**To do**
Could you print each entry below verbatim while omitting the pictures?

============================================================

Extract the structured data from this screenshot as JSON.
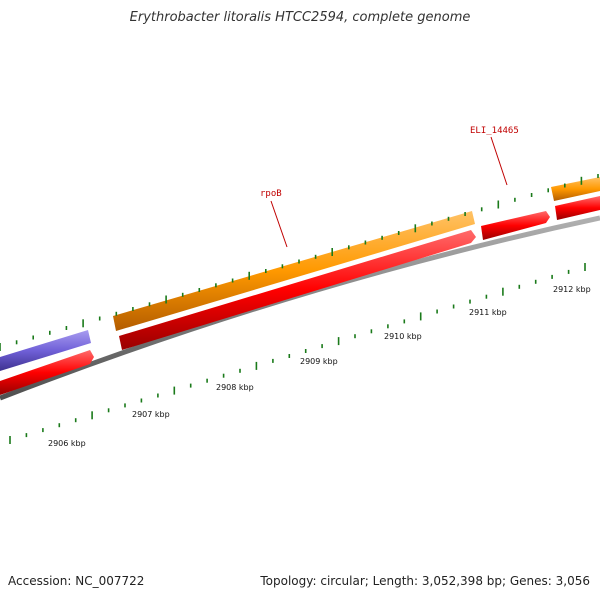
{
  "title": "Erythrobacter litoralis HTCC2594, complete genome",
  "footer": {
    "accession": "Accession: NC_007722",
    "topology": "Topology: circular; Length: 3,052,398 bp; Genes: 3,056"
  },
  "gene_labels": [
    {
      "id": "rpoB",
      "text": "rpoB"
    },
    {
      "id": "eli",
      "text": "ELI_14465"
    }
  ],
  "ruler_labels": [
    "2906 kbp",
    "2907 kbp",
    "2908 kbp",
    "2909 kbp",
    "2910 kbp",
    "2911 kbp",
    "2912 kbp"
  ],
  "colors": {
    "forward_gene": "#ff9a00",
    "reverse_gene": "#ff0000",
    "other_gene": "#7a6ad8",
    "backbone": "#808080",
    "ticks": "#1a7a1a",
    "label": "#c00000"
  }
}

============================================================

**Reply**
Extract the structured data from this screenshot as JSON.
{
  "title": "Erythrobacter litoralis HTCC2594, complete genome",
  "footer": {
    "accession": "Accession: NC_007722",
    "topology": "Topology: circular; Length: 3,052,398 bp; Genes: 3,056"
  },
  "gene_labels": [
    {
      "id": "rpoB",
      "text": "rpoB"
    },
    {
      "id": "eli",
      "text": "ELI_14465"
    }
  ],
  "ruler_labels": [
    "2906 kbp",
    "2907 kbp",
    "2908 kbp",
    "2909 kbp",
    "2910 kbp",
    "2911 kbp",
    "2912 kbp"
  ],
  "colors": {
    "forward_gene": "#ff9a00",
    "reverse_gene": "#ff0000",
    "other_gene": "#7a6ad8",
    "backbone": "#808080",
    "ticks": "#1a7a1a",
    "label": "#c00000"
  }
}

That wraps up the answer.